─── LISTING ───
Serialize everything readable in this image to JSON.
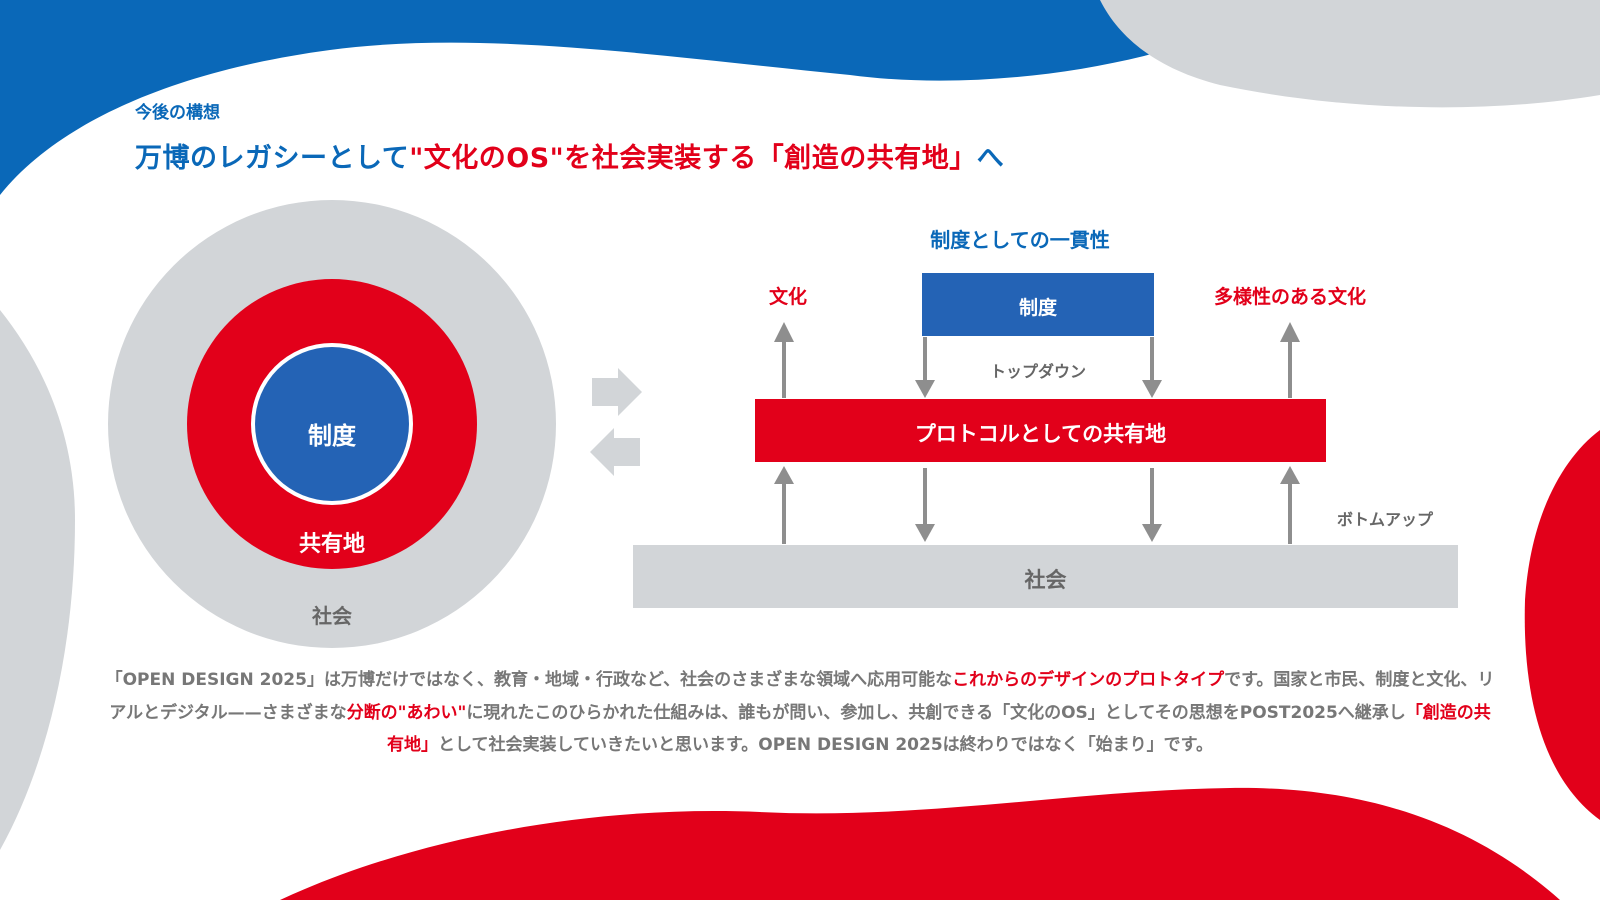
{
  "header": {
    "kicker": "今後の構想",
    "title_part1": "万博のレガシーとして",
    "title_part2": "\"文化のOS\"を社会実装する「創造の共有地」",
    "title_part3": "へ"
  },
  "circle_diagram": {
    "inner_label": "制度",
    "middle_label": "共有地",
    "outer_label": "社会"
  },
  "flow_diagram": {
    "top_title": "制度としての一貫性",
    "left_label": "文化",
    "right_label": "多様性のある文化",
    "institution_box": "制度",
    "top_down": "トップダウン",
    "protocol_bar": "プロトコルとしての共有地",
    "bottom_up": "ボトムアップ",
    "society_bar": "社会"
  },
  "description": {
    "p1": "「OPEN DESIGN 2025」は万博だけではなく、教育・地域・行政など、社会のさまざまな領域へ応用可能な",
    "p1_highlight": "これからのデザインのプロトタイプ",
    "p2": "です。国家と市民、制度と文化、リアルとデジタル——さまざまな",
    "p2_highlight": "分断の\"あわい\"",
    "p3": "に現れたこのひらかれた仕組みは、誰もが問い、参加し、共創できる「文化のOS」としてその思想をPOST2025へ継承し",
    "p3_highlight": "「創造の共有地」",
    "p4": "として社会実装していきたいと思います。OPEN DESIGN 2025は終わりではなく「始まり」です。"
  },
  "colors": {
    "blue": "#0a68b8",
    "red": "#e2001a",
    "gray": "#d2d5d8",
    "institution_blue": "#2463b5"
  }
}
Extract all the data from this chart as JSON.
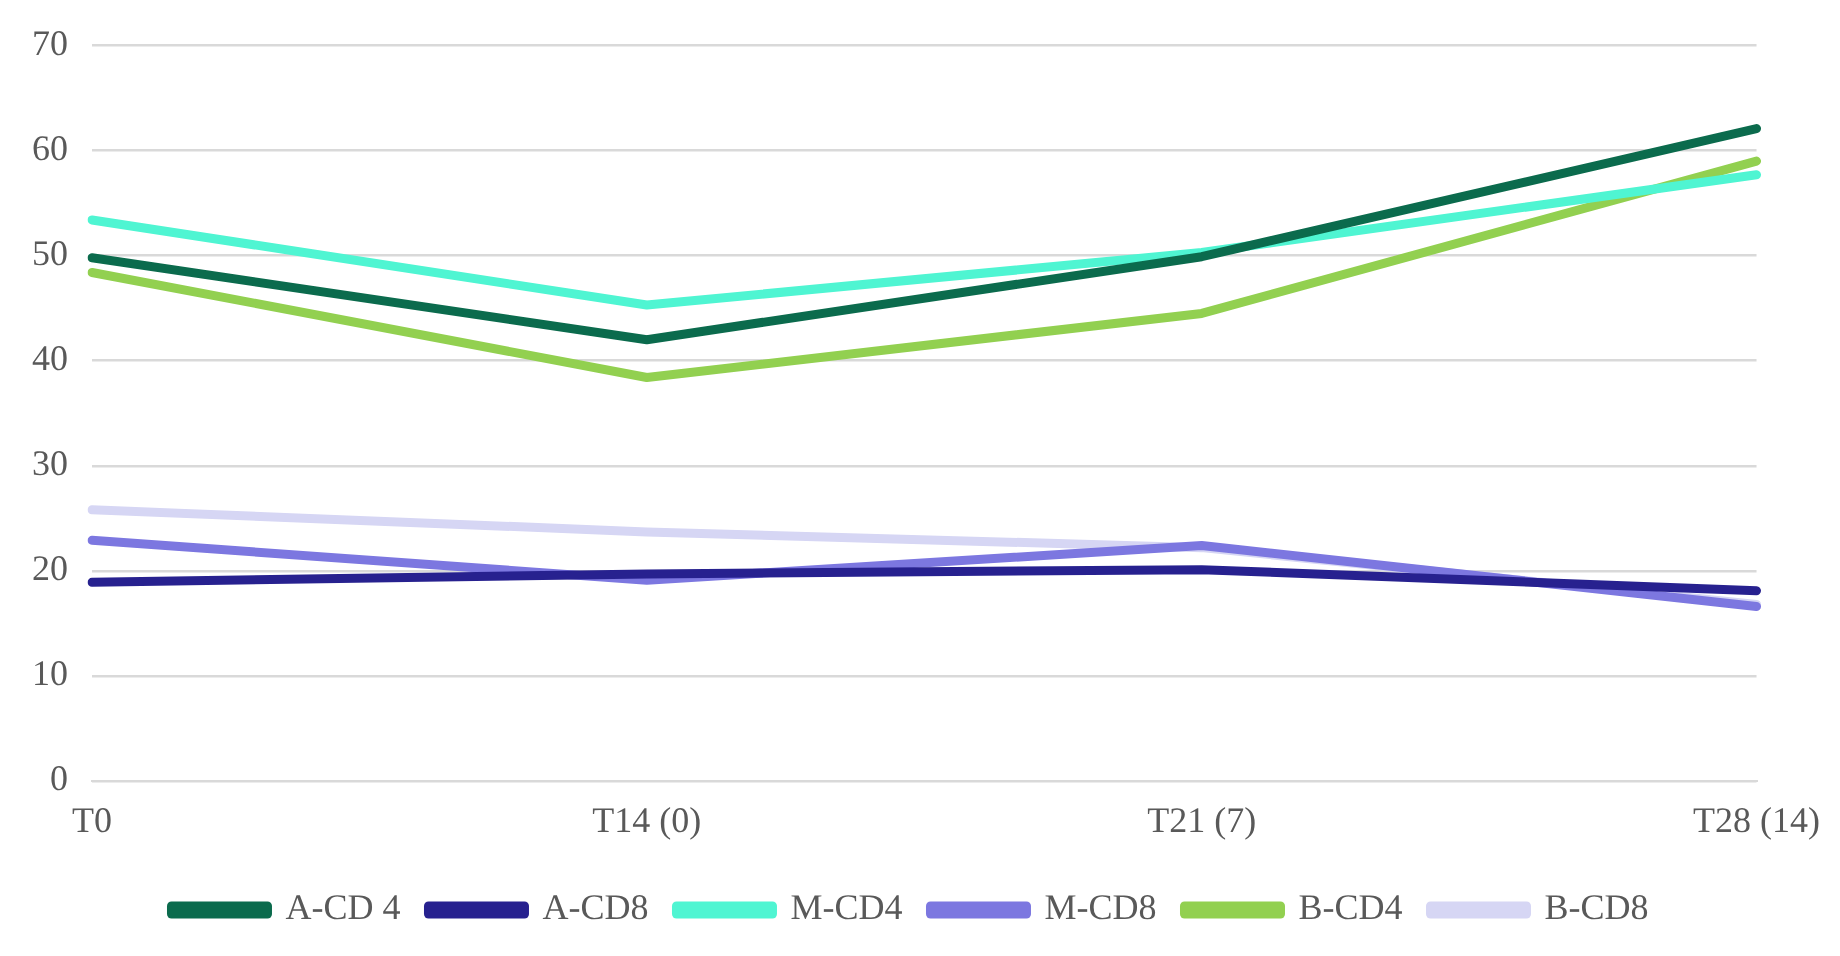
{
  "chart_data": {
    "type": "line",
    "categories": [
      "T0",
      "T14 (0)",
      "T21 (7)",
      "T28 (14)"
    ],
    "series": [
      {
        "name": "A-CD 4",
        "color": "#0b6b4d",
        "values": [
          49.8,
          42.0,
          49.9,
          62.1
        ]
      },
      {
        "name": "A-CD8",
        "color": "#27218f",
        "values": [
          18.9,
          19.7,
          20.1,
          18.1
        ]
      },
      {
        "name": "M-CD4",
        "color": "#4ff5d2",
        "values": [
          53.4,
          45.3,
          50.3,
          57.7
        ]
      },
      {
        "name": "M-CD8",
        "color": "#7c77e0",
        "values": [
          22.9,
          19.1,
          22.4,
          16.6
        ]
      },
      {
        "name": "B-CD4",
        "color": "#92d050",
        "values": [
          48.4,
          38.4,
          44.5,
          59.0
        ]
      },
      {
        "name": "B-CD8",
        "color": "#d6d6f4",
        "values": [
          25.8,
          23.7,
          22.2,
          16.8
        ]
      }
    ],
    "ylim": [
      0,
      70
    ],
    "yticks": [
      0,
      10,
      20,
      30,
      40,
      50,
      60,
      70
    ],
    "grid": "y",
    "legend": "bottom",
    "marker": "none",
    "line_style": "solid"
  }
}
───
• **DIRECTIONS**:
From the listing above, copy out each line where the word "name" appears.

• **RESULT**:
        "name": "A-CD 4",
        "name": "A-CD8",
        "name": "M-CD4",
        "name": "M-CD8",
        "name": "B-CD4",
        "name": "B-CD8",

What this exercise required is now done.